EXERCISE TASK:
Search the listing below for the word "this" and copy each line that holds it.

Entries from a dataset:
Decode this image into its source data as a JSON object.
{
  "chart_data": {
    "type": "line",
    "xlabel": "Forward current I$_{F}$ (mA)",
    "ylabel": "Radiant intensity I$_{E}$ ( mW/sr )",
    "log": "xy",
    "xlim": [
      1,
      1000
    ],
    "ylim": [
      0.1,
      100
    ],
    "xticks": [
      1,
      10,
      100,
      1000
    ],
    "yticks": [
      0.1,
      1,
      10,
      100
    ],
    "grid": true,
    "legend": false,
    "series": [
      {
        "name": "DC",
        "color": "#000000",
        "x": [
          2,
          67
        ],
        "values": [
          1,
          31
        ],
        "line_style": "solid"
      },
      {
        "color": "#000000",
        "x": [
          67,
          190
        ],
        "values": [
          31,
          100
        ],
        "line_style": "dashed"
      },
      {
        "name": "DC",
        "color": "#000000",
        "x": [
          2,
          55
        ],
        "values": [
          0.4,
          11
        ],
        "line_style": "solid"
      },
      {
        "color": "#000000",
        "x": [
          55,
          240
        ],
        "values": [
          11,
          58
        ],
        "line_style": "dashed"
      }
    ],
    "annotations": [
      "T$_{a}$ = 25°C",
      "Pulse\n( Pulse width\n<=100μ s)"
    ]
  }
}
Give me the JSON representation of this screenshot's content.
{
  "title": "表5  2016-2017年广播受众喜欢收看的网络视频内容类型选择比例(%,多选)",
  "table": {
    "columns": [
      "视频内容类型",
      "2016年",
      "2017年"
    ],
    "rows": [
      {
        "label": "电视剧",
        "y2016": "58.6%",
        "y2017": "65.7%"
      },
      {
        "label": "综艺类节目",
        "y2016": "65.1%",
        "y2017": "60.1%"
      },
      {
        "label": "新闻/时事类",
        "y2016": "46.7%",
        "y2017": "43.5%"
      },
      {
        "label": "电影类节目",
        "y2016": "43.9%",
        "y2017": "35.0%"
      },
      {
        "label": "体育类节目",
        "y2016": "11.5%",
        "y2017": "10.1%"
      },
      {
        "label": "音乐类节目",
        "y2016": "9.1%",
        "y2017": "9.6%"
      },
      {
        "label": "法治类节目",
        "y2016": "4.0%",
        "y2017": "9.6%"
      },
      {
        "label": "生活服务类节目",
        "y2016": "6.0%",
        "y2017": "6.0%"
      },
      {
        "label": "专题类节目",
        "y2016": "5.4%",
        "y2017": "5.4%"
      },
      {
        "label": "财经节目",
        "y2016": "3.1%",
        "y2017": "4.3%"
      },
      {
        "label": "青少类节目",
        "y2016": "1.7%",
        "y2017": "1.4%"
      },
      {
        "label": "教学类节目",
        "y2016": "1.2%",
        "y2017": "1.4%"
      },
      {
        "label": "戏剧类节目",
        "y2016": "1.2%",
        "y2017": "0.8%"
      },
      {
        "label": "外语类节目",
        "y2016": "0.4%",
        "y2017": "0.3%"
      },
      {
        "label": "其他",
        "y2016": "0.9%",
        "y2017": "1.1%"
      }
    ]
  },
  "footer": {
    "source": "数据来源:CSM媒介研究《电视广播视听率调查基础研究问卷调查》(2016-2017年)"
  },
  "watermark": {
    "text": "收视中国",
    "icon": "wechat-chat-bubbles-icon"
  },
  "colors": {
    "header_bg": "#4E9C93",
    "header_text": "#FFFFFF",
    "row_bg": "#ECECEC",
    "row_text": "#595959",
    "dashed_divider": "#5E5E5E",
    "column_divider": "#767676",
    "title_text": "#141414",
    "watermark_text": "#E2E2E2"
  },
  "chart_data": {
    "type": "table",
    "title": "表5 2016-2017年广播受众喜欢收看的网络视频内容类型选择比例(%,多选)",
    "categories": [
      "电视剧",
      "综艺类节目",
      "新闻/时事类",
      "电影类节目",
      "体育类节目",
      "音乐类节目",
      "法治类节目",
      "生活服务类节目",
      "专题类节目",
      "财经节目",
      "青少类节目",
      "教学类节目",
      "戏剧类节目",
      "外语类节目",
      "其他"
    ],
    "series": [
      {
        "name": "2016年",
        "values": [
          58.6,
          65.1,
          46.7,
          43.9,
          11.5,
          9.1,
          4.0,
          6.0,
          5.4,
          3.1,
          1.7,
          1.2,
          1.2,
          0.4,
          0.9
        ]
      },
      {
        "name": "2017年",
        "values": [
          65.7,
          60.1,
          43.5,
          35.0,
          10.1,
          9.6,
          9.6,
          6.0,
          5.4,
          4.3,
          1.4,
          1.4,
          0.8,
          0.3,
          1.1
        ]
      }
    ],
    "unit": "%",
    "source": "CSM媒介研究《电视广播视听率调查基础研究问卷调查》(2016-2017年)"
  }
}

ANSWER BELOW:
Decode this image into its source data as a JSON object.
Give me the JSON representation of this screenshot's content.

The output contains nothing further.